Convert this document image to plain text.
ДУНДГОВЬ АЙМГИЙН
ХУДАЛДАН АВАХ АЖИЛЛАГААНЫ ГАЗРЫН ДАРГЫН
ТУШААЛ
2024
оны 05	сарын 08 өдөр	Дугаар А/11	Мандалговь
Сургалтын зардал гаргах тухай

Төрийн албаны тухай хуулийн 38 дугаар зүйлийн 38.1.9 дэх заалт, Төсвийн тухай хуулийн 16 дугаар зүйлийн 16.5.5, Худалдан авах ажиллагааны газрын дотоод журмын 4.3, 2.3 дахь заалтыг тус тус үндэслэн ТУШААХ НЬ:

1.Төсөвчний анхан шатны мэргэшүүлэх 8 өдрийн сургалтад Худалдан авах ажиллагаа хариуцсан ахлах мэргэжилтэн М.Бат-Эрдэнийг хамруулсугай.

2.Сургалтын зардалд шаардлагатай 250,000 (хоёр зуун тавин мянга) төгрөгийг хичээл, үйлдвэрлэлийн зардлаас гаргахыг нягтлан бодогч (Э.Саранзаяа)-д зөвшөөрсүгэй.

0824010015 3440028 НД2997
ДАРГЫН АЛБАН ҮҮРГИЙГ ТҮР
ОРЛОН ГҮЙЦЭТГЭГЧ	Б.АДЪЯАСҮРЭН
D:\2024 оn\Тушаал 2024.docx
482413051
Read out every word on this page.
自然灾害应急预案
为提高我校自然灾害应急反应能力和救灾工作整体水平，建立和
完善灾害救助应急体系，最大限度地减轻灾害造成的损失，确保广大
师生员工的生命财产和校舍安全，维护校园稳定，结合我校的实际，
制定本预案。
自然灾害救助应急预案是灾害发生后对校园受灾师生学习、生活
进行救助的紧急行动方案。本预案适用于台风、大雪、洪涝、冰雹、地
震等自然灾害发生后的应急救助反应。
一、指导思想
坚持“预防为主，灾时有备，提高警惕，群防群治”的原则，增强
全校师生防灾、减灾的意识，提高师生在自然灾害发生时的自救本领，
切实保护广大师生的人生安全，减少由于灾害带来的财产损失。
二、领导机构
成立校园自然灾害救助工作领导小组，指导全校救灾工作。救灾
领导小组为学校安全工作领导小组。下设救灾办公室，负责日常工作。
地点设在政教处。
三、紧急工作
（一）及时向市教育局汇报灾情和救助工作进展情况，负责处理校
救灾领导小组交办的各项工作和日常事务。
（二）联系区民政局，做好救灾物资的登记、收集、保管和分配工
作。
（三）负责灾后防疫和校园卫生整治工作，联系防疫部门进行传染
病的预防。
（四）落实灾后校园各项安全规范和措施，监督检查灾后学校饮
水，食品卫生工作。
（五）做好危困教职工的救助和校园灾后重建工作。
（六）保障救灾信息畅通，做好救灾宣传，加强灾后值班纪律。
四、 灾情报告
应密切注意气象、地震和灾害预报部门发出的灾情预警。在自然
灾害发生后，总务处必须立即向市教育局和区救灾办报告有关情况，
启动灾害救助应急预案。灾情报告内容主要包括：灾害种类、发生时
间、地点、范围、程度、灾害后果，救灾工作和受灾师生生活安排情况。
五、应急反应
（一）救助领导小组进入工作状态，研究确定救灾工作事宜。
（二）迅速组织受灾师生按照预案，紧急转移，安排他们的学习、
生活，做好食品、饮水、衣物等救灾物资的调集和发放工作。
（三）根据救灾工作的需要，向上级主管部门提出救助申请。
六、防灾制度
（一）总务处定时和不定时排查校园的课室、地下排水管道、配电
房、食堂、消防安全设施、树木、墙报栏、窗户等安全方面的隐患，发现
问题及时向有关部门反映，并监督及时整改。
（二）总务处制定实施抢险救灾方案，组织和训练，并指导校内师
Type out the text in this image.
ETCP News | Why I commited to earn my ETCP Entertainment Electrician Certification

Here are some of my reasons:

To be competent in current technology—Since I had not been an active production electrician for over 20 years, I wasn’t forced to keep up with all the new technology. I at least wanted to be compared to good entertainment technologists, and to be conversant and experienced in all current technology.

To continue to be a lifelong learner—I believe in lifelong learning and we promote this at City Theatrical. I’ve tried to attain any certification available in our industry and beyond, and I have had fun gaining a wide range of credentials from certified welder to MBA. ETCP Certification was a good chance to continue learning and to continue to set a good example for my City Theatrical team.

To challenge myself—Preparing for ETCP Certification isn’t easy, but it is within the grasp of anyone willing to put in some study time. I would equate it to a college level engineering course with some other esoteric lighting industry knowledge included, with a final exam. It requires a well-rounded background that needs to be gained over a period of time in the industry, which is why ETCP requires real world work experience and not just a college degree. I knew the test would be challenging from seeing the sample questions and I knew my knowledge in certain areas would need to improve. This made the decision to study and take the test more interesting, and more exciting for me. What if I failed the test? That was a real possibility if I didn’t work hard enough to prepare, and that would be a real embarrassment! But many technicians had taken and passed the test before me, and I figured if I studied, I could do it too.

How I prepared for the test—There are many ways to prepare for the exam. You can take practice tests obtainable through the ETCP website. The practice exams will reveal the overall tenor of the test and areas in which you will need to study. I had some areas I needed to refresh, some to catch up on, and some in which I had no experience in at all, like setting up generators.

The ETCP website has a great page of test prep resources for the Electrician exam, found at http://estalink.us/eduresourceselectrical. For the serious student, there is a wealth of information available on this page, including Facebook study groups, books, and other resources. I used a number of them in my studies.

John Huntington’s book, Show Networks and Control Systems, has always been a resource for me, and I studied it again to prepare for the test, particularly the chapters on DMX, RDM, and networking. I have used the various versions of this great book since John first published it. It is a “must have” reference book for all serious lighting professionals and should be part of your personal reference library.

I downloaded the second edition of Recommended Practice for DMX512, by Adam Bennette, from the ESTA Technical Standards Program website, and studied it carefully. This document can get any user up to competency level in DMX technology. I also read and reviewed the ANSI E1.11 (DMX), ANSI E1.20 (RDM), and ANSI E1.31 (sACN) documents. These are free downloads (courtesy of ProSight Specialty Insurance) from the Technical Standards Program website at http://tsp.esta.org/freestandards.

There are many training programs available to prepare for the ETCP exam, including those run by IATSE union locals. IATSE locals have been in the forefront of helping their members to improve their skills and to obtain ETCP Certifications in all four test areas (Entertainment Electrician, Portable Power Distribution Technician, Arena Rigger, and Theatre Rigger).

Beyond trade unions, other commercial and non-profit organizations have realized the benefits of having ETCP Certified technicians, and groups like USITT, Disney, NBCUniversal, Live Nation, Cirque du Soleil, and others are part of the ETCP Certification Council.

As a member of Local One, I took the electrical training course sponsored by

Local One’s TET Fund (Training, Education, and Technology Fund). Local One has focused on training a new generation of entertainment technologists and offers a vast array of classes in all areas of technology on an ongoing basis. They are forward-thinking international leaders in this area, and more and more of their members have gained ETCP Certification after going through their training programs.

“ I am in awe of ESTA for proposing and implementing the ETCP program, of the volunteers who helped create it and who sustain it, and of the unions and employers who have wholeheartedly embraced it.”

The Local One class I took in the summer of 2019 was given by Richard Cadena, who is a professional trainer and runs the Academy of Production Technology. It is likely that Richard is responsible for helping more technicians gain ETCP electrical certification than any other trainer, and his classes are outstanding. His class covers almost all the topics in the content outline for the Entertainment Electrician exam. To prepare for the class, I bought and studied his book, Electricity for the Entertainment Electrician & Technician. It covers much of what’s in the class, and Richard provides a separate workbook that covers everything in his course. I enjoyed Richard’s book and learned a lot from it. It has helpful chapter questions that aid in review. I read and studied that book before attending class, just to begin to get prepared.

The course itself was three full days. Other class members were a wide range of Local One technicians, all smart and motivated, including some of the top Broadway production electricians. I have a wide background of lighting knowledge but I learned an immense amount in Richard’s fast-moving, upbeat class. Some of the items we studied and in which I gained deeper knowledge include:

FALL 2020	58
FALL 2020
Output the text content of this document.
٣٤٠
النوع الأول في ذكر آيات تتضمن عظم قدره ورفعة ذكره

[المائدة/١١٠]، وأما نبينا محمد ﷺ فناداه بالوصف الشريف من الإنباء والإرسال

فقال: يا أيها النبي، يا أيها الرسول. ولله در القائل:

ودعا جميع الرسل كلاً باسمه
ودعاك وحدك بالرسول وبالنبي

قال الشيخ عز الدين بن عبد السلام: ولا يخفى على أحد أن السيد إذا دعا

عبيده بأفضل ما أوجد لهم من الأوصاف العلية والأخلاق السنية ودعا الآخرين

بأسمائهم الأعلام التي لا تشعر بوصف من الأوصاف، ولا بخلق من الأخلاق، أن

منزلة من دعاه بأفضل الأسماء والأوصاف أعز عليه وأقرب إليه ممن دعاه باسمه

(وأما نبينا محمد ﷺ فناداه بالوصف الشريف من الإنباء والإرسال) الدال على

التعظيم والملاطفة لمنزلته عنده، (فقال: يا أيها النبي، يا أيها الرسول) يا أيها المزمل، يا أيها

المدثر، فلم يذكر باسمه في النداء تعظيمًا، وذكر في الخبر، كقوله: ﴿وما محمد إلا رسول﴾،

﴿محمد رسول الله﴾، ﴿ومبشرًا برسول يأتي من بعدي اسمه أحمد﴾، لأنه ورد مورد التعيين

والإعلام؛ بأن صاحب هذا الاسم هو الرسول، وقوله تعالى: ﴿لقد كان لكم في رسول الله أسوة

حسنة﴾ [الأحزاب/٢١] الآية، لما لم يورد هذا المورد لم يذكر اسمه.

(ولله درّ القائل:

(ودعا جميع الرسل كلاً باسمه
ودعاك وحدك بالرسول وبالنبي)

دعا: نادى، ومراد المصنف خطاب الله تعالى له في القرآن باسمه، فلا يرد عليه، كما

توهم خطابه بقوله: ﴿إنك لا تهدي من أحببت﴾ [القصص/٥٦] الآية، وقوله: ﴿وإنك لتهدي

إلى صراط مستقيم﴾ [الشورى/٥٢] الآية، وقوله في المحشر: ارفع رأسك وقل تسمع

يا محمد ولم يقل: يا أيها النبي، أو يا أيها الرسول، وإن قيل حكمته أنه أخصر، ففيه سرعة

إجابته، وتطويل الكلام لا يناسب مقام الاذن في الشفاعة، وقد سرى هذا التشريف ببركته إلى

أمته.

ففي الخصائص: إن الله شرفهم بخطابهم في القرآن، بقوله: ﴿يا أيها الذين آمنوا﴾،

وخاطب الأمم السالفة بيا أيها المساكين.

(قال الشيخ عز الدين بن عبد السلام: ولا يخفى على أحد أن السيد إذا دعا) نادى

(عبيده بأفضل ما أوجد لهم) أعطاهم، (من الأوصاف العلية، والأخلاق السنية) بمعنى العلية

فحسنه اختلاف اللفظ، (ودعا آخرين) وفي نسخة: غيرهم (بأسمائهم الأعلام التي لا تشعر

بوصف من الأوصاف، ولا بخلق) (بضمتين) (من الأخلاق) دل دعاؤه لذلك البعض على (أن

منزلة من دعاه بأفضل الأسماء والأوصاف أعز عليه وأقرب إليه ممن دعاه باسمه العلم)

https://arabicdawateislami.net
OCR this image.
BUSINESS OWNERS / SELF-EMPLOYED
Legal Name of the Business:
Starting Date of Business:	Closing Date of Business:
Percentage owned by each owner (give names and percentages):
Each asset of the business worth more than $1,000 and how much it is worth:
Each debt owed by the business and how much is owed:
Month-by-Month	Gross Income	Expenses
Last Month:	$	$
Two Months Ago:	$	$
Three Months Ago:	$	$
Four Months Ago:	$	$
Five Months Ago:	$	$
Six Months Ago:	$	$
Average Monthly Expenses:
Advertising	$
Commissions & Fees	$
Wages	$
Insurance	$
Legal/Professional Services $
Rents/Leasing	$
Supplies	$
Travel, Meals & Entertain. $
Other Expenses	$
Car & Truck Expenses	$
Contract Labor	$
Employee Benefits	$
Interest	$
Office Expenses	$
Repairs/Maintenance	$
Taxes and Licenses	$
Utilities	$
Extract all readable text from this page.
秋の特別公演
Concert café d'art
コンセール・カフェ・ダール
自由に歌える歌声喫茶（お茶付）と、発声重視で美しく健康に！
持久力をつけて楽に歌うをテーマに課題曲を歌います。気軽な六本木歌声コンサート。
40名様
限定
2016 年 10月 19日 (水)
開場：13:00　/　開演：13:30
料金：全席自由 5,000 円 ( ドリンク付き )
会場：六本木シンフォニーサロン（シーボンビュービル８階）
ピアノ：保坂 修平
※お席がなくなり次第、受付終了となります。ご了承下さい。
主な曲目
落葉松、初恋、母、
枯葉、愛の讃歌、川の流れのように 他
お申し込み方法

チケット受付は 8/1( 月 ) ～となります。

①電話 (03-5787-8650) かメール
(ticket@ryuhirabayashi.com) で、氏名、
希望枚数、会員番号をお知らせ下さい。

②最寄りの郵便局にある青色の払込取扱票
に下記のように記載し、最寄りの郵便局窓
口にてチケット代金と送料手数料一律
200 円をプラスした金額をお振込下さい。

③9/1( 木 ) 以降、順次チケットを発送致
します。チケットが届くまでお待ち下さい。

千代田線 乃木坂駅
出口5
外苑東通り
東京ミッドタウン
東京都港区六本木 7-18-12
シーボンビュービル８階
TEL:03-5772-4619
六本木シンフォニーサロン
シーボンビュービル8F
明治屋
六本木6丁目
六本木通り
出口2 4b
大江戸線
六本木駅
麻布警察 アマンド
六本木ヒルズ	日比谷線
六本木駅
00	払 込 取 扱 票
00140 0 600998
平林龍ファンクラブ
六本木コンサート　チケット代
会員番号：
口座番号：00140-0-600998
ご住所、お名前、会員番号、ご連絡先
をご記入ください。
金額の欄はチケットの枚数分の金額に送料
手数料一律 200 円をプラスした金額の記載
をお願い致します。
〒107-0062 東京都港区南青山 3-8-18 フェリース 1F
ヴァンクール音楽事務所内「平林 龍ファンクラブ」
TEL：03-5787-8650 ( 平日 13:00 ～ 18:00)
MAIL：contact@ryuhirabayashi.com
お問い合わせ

- - -

Count every line bearing the word "الدين"; report the total only.

-- Written reply --
2